- **Stored records**
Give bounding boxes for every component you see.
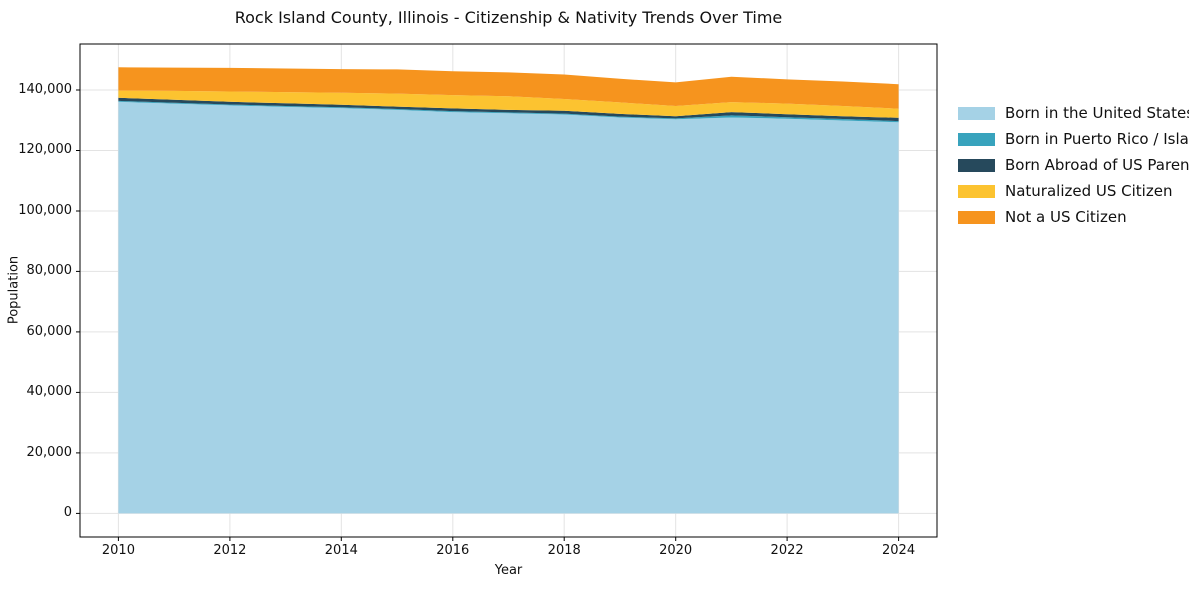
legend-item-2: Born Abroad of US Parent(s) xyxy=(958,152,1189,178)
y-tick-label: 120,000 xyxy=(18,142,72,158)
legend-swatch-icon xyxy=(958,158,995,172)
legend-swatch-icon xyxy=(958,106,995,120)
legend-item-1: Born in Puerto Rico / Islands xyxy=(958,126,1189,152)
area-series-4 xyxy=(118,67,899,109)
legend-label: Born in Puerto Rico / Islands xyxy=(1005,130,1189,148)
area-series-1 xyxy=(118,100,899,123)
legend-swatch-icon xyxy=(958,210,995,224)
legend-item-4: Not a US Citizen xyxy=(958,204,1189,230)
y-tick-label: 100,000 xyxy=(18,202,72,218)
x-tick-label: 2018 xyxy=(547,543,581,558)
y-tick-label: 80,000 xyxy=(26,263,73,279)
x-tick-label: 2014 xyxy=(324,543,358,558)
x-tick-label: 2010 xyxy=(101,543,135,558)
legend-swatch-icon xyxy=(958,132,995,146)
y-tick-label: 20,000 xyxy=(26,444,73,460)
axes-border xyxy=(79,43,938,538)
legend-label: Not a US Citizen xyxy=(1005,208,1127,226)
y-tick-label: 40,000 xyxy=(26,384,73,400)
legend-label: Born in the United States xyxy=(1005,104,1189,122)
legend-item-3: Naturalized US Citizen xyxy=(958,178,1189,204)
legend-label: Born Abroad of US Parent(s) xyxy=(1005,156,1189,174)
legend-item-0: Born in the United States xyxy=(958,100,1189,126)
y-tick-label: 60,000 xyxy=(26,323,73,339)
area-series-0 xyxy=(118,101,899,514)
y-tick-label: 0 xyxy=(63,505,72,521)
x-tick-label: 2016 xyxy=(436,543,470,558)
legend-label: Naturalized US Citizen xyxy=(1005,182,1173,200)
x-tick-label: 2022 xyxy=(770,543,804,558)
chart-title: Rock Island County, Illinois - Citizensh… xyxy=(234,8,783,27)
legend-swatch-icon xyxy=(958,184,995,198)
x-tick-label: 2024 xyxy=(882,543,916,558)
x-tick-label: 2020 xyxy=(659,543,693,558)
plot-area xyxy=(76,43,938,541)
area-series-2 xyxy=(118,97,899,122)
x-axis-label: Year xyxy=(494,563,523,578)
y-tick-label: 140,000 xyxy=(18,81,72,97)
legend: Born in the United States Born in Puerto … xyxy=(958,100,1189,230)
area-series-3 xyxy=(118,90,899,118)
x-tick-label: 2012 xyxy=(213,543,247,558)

...

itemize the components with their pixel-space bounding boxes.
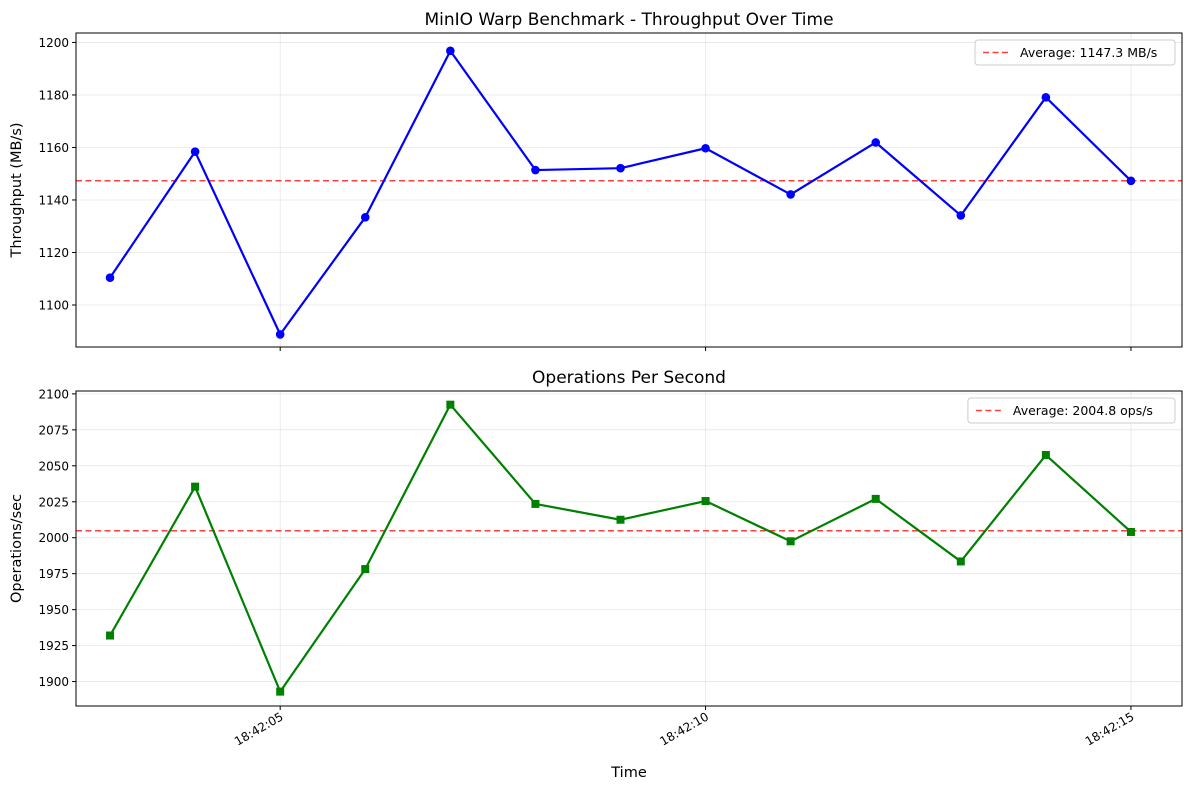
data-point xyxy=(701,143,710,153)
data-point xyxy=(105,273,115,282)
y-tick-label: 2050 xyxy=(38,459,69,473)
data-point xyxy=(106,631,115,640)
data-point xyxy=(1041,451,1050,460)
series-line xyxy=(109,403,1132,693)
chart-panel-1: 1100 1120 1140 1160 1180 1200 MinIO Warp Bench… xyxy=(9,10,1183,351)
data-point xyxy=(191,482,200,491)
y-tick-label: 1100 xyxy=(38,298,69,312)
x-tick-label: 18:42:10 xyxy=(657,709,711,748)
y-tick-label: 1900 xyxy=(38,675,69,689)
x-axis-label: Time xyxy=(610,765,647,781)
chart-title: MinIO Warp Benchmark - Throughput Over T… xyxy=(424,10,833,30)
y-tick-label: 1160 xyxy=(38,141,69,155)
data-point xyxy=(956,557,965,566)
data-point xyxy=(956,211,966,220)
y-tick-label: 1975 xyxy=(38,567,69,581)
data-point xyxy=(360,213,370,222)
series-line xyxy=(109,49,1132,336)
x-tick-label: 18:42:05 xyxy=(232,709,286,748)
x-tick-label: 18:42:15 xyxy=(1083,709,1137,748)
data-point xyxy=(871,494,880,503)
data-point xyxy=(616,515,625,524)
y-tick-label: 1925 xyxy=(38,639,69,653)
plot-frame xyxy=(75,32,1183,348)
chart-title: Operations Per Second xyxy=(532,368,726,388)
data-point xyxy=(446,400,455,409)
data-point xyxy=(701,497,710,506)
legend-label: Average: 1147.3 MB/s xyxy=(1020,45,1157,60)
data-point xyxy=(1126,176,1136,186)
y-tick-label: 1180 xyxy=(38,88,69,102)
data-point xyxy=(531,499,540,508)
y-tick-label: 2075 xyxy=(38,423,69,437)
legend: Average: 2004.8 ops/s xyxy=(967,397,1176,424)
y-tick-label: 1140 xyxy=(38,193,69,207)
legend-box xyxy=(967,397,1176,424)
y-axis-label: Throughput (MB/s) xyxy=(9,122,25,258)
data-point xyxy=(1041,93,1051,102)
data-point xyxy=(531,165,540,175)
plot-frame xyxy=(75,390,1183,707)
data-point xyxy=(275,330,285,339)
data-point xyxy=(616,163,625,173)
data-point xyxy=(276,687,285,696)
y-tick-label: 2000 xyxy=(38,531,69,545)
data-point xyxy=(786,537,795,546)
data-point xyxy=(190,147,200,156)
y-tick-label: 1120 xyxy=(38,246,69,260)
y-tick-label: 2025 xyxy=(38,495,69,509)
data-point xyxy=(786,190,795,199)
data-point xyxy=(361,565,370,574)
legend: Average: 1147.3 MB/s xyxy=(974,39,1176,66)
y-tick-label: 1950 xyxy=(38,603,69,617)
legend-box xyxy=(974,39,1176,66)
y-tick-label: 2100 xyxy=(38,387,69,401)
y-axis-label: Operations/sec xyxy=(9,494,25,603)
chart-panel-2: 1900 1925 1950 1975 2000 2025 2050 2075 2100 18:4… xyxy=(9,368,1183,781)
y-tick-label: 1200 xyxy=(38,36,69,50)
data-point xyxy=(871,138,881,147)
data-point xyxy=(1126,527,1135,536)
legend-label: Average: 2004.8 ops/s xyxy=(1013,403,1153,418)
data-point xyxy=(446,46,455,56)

- **What you are asked to do**
Starting at the line that has "data-point xyxy=(701,143,710,153)" and stopping after the line that has "chart-panel-1: 1100 1120", rewrite that stretch of the listing as a numbered list with any blank lines left out.

- **Reply to the task**
1. data-point xyxy=(701,143,710,153)
2. data-point xyxy=(105,273,115,282)
3. y-tick-label: 2050 xyxy=(38,459,69,473)
4. data-point xyxy=(106,631,115,640)
5. data-point xyxy=(1041,451,1050,460)
6. series-line xyxy=(109,403,1132,693)
7. chart-panel-1: 1100 1120 1140 1160 1180 1200 MinIO Warp Bench… xyxy=(9,10,1183,351)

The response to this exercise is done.